* [What the task asks] Look for the word "Predictions" in the entries below, then copy every line that has it.

## Start Records

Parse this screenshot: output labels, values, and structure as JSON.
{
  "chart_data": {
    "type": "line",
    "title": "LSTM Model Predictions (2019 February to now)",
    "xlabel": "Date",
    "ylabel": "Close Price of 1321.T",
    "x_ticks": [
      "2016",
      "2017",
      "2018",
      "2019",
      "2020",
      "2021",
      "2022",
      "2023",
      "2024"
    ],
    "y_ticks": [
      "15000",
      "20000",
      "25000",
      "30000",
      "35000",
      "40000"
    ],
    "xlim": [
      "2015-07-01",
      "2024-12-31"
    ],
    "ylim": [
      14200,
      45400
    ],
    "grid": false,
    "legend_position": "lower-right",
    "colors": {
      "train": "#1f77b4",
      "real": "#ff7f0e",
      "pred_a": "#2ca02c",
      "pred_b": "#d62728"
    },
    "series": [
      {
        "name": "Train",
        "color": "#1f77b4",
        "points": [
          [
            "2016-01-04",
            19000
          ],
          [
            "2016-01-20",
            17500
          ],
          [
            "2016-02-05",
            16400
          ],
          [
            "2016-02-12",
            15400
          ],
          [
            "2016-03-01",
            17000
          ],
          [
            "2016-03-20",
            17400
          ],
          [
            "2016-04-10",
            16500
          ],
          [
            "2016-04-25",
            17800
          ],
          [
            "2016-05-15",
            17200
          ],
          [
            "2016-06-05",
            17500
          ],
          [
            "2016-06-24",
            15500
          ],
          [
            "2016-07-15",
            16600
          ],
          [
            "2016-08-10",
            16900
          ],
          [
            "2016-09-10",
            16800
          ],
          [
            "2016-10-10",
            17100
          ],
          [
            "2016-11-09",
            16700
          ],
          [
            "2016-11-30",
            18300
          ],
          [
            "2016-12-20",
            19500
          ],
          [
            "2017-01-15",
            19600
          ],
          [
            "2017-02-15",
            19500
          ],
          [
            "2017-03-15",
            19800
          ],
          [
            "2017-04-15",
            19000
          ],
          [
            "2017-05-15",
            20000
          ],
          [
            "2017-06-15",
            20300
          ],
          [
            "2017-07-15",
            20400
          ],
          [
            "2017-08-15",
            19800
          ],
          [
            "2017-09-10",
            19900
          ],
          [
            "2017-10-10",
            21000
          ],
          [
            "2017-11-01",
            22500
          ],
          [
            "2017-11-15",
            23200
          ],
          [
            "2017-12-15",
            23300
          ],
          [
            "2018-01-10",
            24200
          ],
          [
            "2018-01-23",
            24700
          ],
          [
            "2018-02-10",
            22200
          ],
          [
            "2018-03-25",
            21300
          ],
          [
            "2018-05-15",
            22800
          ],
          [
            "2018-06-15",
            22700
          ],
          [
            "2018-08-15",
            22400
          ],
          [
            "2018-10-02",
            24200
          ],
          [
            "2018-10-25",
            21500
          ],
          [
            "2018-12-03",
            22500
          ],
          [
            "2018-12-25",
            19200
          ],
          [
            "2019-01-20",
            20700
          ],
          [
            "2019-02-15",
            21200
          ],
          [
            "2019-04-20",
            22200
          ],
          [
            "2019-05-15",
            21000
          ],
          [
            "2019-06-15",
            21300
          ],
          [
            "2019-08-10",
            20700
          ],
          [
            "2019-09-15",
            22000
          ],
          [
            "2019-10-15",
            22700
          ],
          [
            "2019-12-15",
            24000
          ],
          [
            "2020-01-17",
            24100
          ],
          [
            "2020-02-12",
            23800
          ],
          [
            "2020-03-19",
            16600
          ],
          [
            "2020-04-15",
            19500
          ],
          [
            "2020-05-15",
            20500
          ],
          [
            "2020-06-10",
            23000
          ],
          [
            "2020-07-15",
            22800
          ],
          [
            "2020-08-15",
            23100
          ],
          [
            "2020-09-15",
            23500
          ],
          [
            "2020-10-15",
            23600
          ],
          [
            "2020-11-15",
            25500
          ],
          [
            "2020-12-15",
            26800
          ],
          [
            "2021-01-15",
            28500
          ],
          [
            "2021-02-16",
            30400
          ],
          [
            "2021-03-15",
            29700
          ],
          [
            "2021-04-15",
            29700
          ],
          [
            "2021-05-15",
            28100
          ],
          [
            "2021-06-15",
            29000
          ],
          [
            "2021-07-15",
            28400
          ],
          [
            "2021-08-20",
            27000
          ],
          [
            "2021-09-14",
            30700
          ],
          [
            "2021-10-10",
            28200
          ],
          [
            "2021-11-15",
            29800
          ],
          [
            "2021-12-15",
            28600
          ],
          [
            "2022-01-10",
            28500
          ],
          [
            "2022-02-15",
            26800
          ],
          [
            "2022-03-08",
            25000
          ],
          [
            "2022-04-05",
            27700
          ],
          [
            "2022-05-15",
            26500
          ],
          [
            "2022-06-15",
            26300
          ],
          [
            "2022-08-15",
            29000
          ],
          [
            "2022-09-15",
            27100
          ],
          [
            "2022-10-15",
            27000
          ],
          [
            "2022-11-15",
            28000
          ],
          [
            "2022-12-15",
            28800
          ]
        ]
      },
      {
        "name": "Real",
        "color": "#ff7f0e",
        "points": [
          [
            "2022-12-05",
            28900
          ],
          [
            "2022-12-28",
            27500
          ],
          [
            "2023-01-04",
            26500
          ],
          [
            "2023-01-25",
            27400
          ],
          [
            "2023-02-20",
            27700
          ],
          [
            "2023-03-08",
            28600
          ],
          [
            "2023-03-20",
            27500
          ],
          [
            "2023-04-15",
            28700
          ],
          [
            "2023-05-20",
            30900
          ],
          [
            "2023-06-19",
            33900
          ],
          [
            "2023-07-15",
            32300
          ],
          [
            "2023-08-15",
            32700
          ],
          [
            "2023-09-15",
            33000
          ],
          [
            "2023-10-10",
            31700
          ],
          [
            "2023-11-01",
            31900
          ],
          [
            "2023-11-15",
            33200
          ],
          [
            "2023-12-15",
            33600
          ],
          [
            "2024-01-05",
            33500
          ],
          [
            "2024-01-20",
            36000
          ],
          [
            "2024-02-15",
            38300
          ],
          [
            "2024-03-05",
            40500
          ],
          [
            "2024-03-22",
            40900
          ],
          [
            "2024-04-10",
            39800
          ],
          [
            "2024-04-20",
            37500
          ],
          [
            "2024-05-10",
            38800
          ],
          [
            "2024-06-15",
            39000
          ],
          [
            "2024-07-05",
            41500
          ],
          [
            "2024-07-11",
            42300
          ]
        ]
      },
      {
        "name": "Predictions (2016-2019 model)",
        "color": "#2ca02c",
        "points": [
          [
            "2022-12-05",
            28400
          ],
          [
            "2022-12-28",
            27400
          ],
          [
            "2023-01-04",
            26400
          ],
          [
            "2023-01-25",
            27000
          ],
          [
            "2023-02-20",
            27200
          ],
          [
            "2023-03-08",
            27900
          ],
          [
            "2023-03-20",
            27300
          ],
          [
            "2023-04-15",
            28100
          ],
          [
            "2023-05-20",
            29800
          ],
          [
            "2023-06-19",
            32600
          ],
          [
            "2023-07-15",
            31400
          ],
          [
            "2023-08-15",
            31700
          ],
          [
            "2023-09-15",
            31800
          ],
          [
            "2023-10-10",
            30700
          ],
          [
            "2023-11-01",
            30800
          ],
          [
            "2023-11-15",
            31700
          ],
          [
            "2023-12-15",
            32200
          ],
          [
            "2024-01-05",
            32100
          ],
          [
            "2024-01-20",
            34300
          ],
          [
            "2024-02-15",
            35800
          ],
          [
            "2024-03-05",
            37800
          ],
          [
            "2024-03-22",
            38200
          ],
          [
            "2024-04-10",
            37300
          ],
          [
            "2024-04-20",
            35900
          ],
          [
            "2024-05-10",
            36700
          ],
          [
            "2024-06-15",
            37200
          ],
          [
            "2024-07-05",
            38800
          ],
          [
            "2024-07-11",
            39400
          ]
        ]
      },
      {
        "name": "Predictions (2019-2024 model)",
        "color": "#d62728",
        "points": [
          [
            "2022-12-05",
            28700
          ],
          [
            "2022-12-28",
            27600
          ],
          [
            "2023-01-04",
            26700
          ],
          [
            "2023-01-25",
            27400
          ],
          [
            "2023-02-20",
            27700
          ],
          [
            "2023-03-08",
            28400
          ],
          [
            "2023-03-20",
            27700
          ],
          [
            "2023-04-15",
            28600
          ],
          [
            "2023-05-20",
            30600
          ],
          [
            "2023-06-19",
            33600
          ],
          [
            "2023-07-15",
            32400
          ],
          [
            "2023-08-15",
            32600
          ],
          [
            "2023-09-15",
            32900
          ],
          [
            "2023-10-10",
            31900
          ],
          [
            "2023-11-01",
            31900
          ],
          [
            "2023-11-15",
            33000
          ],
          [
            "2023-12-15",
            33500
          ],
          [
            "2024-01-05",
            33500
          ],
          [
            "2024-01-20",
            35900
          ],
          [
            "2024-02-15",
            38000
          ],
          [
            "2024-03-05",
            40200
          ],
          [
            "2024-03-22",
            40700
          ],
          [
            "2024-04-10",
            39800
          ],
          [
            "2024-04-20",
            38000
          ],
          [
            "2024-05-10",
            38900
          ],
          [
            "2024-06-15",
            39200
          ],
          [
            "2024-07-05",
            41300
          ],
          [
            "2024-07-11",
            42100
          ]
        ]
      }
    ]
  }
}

## End Records

* [Answer to the exercise]
    "title": "LSTM Model Predictions (2019 February to now)",
        "name": "Predictions (2016-2019 model)",
        "name": "Predictions (2019-2024 model)",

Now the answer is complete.